>> Start Data for this task

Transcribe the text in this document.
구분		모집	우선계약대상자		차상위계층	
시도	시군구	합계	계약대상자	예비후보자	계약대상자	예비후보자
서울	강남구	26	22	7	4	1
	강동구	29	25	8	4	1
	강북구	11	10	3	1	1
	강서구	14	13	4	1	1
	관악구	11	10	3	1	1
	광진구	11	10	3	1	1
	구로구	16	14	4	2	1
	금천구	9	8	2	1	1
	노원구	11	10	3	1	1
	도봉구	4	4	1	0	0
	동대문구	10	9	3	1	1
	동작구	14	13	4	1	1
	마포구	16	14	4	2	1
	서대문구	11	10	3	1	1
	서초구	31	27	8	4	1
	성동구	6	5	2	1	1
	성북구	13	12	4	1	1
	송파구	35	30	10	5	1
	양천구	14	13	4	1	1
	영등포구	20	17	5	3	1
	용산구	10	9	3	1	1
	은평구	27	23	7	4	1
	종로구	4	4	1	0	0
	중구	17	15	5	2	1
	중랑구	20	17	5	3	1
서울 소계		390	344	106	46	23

>> End Data for this task

Please output every record, keeping each line exact.

Answer for this exercise:
Transcribe the text in this document.
구분		모집	우선계약대상자		차상위계층	
시도	시군구	합계	계약대상자	예비후보자	계약대상자	예비후보자
서울	강남구	26	22	7	4	1
	강동구	29	25	8	4	1
	강북구	11	10	3	1	1
	강서구	14	13	4	1	1
	관악구	11	10	3	1	1
	광진구	11	10	3	1	1
	구로구	16	14	4	2	1
	금천구	9	8	2	1	1
	노원구	11	10	3	1	1
	도봉구	4	4	1	0	0
	동대문구	10	9	3	1	1
	동작구	14	13	4	1	1
	마포구	16	14	4	2	1
	서대문구	11	10	3	1	1
	서초구	31	27	8	4	1
	성동구	6	5	2	1	1
	성북구	13	12	4	1	1
	송파구	35	30	10	5	1
	양천구	14	13	4	1	1
	영등포구	20	17	5	3	1
	용산구	10	9	3	1	1
	은평구	27	23	7	4	1
	종로구	4	4	1	0	0
	중구	17	15	5	2	1
	중랑구	20	17	5	3	1
서울 소계		390	344	106	46	23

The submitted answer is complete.